Dataset items
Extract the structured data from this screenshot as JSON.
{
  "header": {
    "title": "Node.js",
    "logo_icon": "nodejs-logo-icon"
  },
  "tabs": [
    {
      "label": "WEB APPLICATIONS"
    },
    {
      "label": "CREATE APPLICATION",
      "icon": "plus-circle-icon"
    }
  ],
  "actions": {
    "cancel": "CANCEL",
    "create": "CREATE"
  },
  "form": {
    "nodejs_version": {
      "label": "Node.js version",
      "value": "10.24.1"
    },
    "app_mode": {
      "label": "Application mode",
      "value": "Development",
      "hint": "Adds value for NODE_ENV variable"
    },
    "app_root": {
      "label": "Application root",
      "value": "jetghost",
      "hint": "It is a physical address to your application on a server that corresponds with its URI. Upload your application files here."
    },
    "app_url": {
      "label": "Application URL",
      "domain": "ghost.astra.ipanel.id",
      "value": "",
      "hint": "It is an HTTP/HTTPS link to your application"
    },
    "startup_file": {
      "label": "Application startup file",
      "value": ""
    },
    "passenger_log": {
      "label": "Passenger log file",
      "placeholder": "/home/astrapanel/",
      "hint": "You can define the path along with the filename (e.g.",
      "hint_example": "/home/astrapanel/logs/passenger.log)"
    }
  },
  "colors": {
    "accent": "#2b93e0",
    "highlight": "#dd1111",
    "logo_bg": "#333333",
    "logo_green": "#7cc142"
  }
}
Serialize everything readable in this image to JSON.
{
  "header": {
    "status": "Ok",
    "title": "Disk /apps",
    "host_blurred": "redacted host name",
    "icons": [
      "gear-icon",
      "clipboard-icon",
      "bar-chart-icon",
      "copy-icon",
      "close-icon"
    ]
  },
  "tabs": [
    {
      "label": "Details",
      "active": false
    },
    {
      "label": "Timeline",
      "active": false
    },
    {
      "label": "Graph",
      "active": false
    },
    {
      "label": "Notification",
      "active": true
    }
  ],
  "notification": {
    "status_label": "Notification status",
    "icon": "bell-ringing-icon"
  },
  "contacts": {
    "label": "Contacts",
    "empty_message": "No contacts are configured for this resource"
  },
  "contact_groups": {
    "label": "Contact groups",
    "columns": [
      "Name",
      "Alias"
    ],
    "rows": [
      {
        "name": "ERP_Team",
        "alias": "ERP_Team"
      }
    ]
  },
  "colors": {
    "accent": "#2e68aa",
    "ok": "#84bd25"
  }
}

▶ Prompt: Your task is to pick out every line with the string "astrapanel" and copy it.

▶ Solved problem:
      "placeholder": "/home/astrapanel/",
      "hint_example": "/home/astrapanel/logs/passenger.log)"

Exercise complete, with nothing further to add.